— Goal —
Find the string "JSON" in the records. Copy every line it appears in.
________________________________________
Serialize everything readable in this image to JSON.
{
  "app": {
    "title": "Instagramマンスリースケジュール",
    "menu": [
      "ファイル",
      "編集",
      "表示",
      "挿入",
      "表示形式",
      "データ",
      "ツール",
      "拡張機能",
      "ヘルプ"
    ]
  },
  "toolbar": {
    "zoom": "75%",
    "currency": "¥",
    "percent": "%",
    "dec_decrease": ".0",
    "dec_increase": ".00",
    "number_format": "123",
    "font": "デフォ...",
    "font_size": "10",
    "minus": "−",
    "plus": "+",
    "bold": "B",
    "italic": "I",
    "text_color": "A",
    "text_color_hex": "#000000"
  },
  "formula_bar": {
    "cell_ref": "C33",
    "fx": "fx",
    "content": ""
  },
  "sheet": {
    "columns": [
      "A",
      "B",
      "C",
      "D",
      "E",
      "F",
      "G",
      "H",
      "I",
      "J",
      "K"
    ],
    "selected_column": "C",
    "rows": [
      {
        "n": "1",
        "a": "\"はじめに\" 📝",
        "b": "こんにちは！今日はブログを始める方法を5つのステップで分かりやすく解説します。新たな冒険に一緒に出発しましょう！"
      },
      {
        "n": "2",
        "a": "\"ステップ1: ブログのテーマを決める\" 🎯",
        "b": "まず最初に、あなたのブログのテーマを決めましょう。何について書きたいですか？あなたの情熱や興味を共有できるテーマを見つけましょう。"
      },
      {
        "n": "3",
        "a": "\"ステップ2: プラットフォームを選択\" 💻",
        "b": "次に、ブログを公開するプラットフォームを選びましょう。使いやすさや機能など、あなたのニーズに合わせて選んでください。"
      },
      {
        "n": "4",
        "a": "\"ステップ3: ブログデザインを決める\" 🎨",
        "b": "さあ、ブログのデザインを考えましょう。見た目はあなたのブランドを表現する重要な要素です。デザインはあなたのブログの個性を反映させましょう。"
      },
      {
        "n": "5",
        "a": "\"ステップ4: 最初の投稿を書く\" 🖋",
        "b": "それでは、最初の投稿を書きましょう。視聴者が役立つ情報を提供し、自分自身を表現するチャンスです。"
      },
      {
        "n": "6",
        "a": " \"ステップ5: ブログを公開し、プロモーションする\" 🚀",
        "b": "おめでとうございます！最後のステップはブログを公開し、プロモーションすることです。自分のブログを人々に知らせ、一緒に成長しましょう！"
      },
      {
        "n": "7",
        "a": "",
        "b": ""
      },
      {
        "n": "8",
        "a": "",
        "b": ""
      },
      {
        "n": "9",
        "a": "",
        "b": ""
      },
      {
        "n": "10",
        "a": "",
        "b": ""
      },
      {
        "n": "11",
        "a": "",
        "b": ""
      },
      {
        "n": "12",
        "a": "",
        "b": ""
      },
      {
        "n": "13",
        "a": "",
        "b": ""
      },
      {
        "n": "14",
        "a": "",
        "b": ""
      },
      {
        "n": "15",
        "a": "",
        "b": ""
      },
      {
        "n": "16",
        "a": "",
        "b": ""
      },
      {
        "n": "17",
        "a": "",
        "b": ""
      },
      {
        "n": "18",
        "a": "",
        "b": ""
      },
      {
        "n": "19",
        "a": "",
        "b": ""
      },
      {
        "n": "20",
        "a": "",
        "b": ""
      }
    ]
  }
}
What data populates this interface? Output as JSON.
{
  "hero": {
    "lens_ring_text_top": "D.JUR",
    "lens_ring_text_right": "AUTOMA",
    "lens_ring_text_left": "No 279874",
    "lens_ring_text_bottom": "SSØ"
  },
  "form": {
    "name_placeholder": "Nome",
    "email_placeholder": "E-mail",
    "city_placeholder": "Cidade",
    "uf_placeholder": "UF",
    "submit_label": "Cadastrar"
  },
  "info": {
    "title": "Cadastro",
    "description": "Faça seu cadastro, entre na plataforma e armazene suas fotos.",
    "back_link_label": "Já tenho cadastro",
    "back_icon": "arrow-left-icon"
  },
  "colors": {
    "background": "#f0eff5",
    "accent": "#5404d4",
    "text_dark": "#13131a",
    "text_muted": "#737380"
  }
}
________________________________________
— Exercise response —
Serialize everything readable in this image to JSON.
What data populates this interface? Output as JSON.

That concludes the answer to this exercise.